--- begin Given text ---

# Severed Head Serving Tray



## dawnski (Jun 16, 2012)

Saw this severed head serving tray on Martha Stewart. Thought I'd have a go at it. Warn you, this was a pain to make. For anyone who has a foam hot knife (expensive) this project would be very easy.

Take one styrofoam head. Find a plastic round or rectangular bowl that will fit into the head. 

With a knife or scissors, create an indented outline of this bowl on the top of the head. This is now your cutting area.

I took a pen knife and cut pie shape slices as deep as I could go. Then I hacked away. This was a tedious process and you will have little styrofoam balls everywhere. I had a hot knife (looks like an Xacto knife but heats up) and this made the process a little easier. But do outside because it creates fumes. You don't want to shave a year off your life for a silly Halloween project! You will keep cutting in layers until you get tot he desired depth.

When that is complete, take gauze and wrap around your head. I used a bloody Halloween gauze I found from a dollar store. Modge Podge the material and your're done. 

Use whatever serving tray you wish. Keep some extra gauze to drape around the bottom of the neck. I used this to display gummy worms and body parts for a zombie party. Looked great with the worms hanging off the head. Kids and adults loved it.


----------



## lizzyborden (Sep 17, 2009)

Well that certainly is interesting!  Hmm... I'm thinking how cool that bowl would look filled with salsa with a few skull fragments..er..chips on the tray. For some reason I now feel hungry. Must be breakfast time.


----------



## HalloweenTrick (Feb 2, 2012)

Wow that is really neat! I like how you used the head for a food display.


----------



## Bwine1975 (Oct 14, 2021)

--- end Given text ---
--- begin Records supplied ---

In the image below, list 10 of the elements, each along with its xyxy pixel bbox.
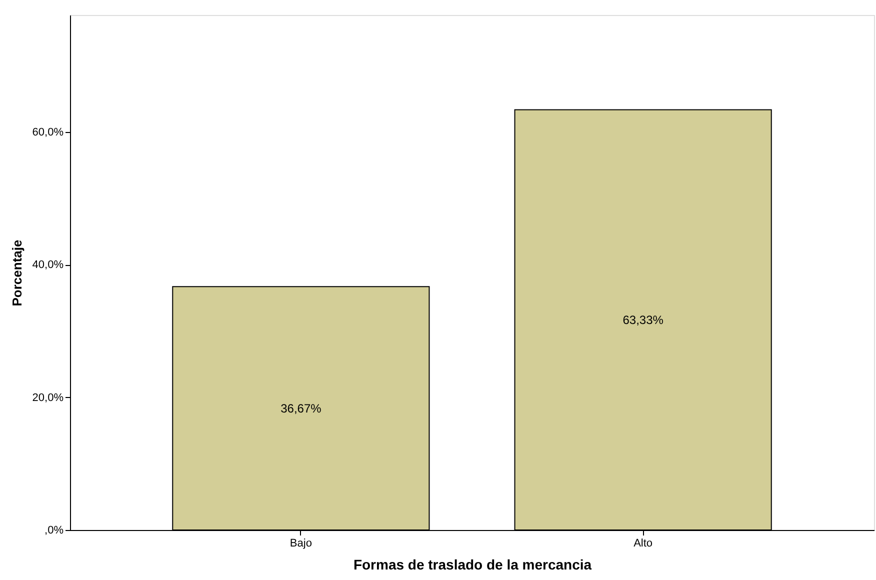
data-label: 36,67% bbox=[280, 401, 322, 416]
x-tick-label: Alto bbox=[634, 538, 653, 550]
x-axis-title: Formas de traslado de la mercancia bbox=[353, 556, 592, 572]
y-tick-label: 40,0% bbox=[32, 259, 64, 272]
data-label: 63,33% bbox=[622, 312, 664, 327]
x-tick-label: Bajo bbox=[290, 538, 312, 550]
y-axis-title: Porcentaje bbox=[9, 240, 24, 306]
y-tick-label: ,0% bbox=[44, 524, 64, 536]
y-tick-label: 20,0% bbox=[32, 392, 64, 404]
y-tick-label: 60,0% bbox=[32, 126, 64, 138]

--- end Records supplied ---

Task: Reproduce the full forum thread about the severed head serving tray above, word for word, from its title through its last line.

Exercise output:
# Severed Head Serving Tray



## dawnski (Jun 16, 2012)

Saw this severed head serving tray on Martha Stewart. Thought I'd have a go at it. Warn you, this was a pain to make. For anyone who has a foam hot knife (expensive) this project would be very easy.

Take one styrofoam head. Find a plastic round or rectangular bowl that will fit into the head. 

With a knife or scissors, create an indented outline of this bowl on the top of the head. This is now your cutting area.

I took a pen knife and cut pie shape slices as deep as I could go. Then I hacked away. This was a tedious process and you will have little styrofoam balls everywhere. I had a hot knife (looks like an Xacto knife but heats up) and this made the process a little easier. But do outside because it creates fumes. You don't want to shave a year off your life for a silly Halloween project! You will keep cutting in layers until you get tot he desired depth.

When that is complete, take gauze and wrap around your head. I used a bloody Halloween gauze I found from a dollar store. Modge Podge the material and your're done. 

Use whatever serving tray you wish. Keep some extra gauze to drape around the bottom of the neck. I used this to display gummy worms and body parts for a zombie party. Looked great with the worms hanging off the head. Kids and adults loved it.


----------



## lizzyborden (Sep 17, 2009)

Well that certainly is interesting!  Hmm... I'm thinking how cool that bowl would look filled with salsa with a few skull fragments..er..chips on the tray. For some reason I now feel hungry. Must be breakfast time.


----------



## HalloweenTrick (Feb 2, 2012)

Wow that is really neat! I like how you used the head for a food display.


----------



## Bwine1975 (Oct 14, 2021)